>> START
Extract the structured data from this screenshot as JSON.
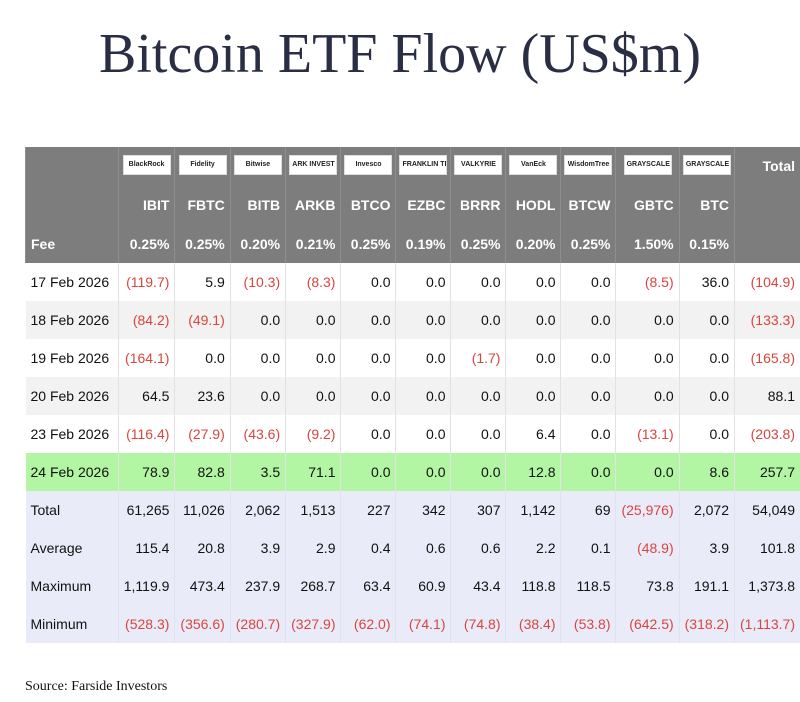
{
  "title": "Bitcoin ETF Flow (US$m)",
  "table": {
    "logos": [
      "BlackRock",
      "Fidelity",
      "Bitwise",
      "ARK INVEST",
      "Invesco",
      "FRANKLIN TEMPLETON",
      "VALKYRIE",
      "VanEck",
      "WisdomTree",
      "GRAYSCALE",
      "GRAYSCALE"
    ],
    "total_header": "Total",
    "tickers": [
      "IBIT",
      "FBTC",
      "BITB",
      "ARKB",
      "BTCO",
      "EZBC",
      "BRRR",
      "HODL",
      "BTCW",
      "GBTC",
      "BTC"
    ],
    "fee_label": "Fee",
    "fees": [
      "0.25%",
      "0.25%",
      "0.20%",
      "0.21%",
      "0.25%",
      "0.19%",
      "0.25%",
      "0.20%",
      "0.25%",
      "1.50%",
      "0.15%"
    ],
    "rows": [
      [
        "17 Feb 2026",
        "(119.7)",
        "5.9",
        "(10.3)",
        "(8.3)",
        "0.0",
        "0.0",
        "0.0",
        "0.0",
        "0.0",
        "(8.5)",
        "36.0",
        "(104.9)"
      ],
      [
        "18 Feb 2026",
        "(84.2)",
        "(49.1)",
        "0.0",
        "0.0",
        "0.0",
        "0.0",
        "0.0",
        "0.0",
        "0.0",
        "0.0",
        "0.0",
        "(133.3)"
      ],
      [
        "19 Feb 2026",
        "(164.1)",
        "0.0",
        "0.0",
        "0.0",
        "0.0",
        "0.0",
        "(1.7)",
        "0.0",
        "0.0",
        "0.0",
        "0.0",
        "(165.8)"
      ],
      [
        "20 Feb 2026",
        "64.5",
        "23.6",
        "0.0",
        "0.0",
        "0.0",
        "0.0",
        "0.0",
        "0.0",
        "0.0",
        "0.0",
        "0.0",
        "88.1"
      ],
      [
        "23 Feb 2026",
        "(116.4)",
        "(27.9)",
        "(43.6)",
        "(9.2)",
        "0.0",
        "0.0",
        "0.0",
        "6.4",
        "0.0",
        "(13.1)",
        "0.0",
        "(203.8)"
      ],
      [
        "24 Feb 2026",
        "78.9",
        "82.8",
        "3.5",
        "71.1",
        "0.0",
        "0.0",
        "0.0",
        "12.8",
        "0.0",
        "0.0",
        "8.6",
        "257.7"
      ]
    ],
    "summary_rows": [
      [
        "Total",
        "61,265",
        "11,026",
        "2,062",
        "1,513",
        "227",
        "342",
        "307",
        "1,142",
        "69",
        "(25,976)",
        "2,072",
        "54,049"
      ],
      [
        "Average",
        "115.4",
        "20.8",
        "3.9",
        "2.9",
        "0.4",
        "0.6",
        "0.6",
        "2.2",
        "0.1",
        "(48.9)",
        "3.9",
        "101.8"
      ],
      [
        "Maximum",
        "1,119.9",
        "473.4",
        "237.9",
        "268.7",
        "63.4",
        "60.9",
        "43.4",
        "118.8",
        "118.5",
        "73.8",
        "191.1",
        "1,373.8"
      ],
      [
        "Minimum",
        "(528.3)",
        "(356.6)",
        "(280.7)",
        "(327.9)",
        "(62.0)",
        "(74.1)",
        "(74.8)",
        "(38.4)",
        "(53.8)",
        "(642.5)",
        "(318.2)",
        "(1,113.7)"
      ]
    ]
  },
  "source": "Source: Farside Investors"
}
>> END
-- Aim of the task --
Leave out all pictures, then copy the remaining material exactly.

-- In response --
Extract the structured data from this screenshot as JSON.
{
  "title": "Bitcoin ETF Flow (US$m)",
  "table": {
    "logos": [
      "BlackRock",
      "Fidelity",
      "Bitwise",
      "ARK INVEST",
      "Invesco",
      "FRANKLIN TEMPLETON",
      "VALKYRIE",
      "VanEck",
      "WisdomTree",
      "GRAYSCALE",
      "GRAYSCALE"
    ],
    "total_header": "Total",
    "tickers": [
      "IBIT",
      "FBTC",
      "BITB",
      "ARKB",
      "BTCO",
      "EZBC",
      "BRRR",
      "HODL",
      "BTCW",
      "GBTC",
      "BTC"
    ],
    "fee_label": "Fee",
    "fees": [
      "0.25%",
      "0.25%",
      "0.20%",
      "0.21%",
      "0.25%",
      "0.19%",
      "0.25%",
      "0.20%",
      "0.25%",
      "1.50%",
      "0.15%"
    ],
    "rows": [
      [
        "17 Feb 2026",
        "(119.7)",
        "5.9",
        "(10.3)",
        "(8.3)",
        "0.0",
        "0.0",
        "0.0",
        "0.0",
        "0.0",
        "(8.5)",
        "36.0",
        "(104.9)"
      ],
      [
        "18 Feb 2026",
        "(84.2)",
        "(49.1)",
        "0.0",
        "0.0",
        "0.0",
        "0.0",
        "0.0",
        "0.0",
        "0.0",
        "0.0",
        "0.0",
        "(133.3)"
      ],
      [
        "19 Feb 2026",
        "(164.1)",
        "0.0",
        "0.0",
        "0.0",
        "0.0",
        "0.0",
        "(1.7)",
        "0.0",
        "0.0",
        "0.0",
        "0.0",
        "(165.8)"
      ],
      [
        "20 Feb 2026",
        "64.5",
        "23.6",
        "0.0",
        "0.0",
        "0.0",
        "0.0",
        "0.0",
        "0.0",
        "0.0",
        "0.0",
        "0.0",
        "88.1"
      ],
      [
        "23 Feb 2026",
        "(116.4)",
        "(27.9)",
        "(43.6)",
        "(9.2)",
        "0.0",
        "0.0",
        "0.0",
        "6.4",
        "0.0",
        "(13.1)",
        "0.0",
        "(203.8)"
      ],
      [
        "24 Feb 2026",
        "78.9",
        "82.8",
        "3.5",
        "71.1",
        "0.0",
        "0.0",
        "0.0",
        "12.8",
        "0.0",
        "0.0",
        "8.6",
        "257.7"
      ]
    ],
    "summary_rows": [
      [
        "Total",
        "61,265",
        "11,026",
        "2,062",
        "1,513",
        "227",
        "342",
        "307",
        "1,142",
        "69",
        "(25,976)",
        "2,072",
        "54,049"
      ],
      [
        "Average",
        "115.4",
        "20.8",
        "3.9",
        "2.9",
        "0.4",
        "0.6",
        "0.6",
        "2.2",
        "0.1",
        "(48.9)",
        "3.9",
        "101.8"
      ],
      [
        "Maximum",
        "1,119.9",
        "473.4",
        "237.9",
        "268.7",
        "63.4",
        "60.9",
        "43.4",
        "118.8",
        "118.5",
        "73.8",
        "191.1",
        "1,373.8"
      ],
      [
        "Minimum",
        "(528.3)",
        "(356.6)",
        "(280.7)",
        "(327.9)",
        "(62.0)",
        "(74.1)",
        "(74.8)",
        "(38.4)",
        "(53.8)",
        "(642.5)",
        "(318.2)",
        "(1,113.7)"
      ]
    ]
  },
  "source": "Source: Farside Investors"
}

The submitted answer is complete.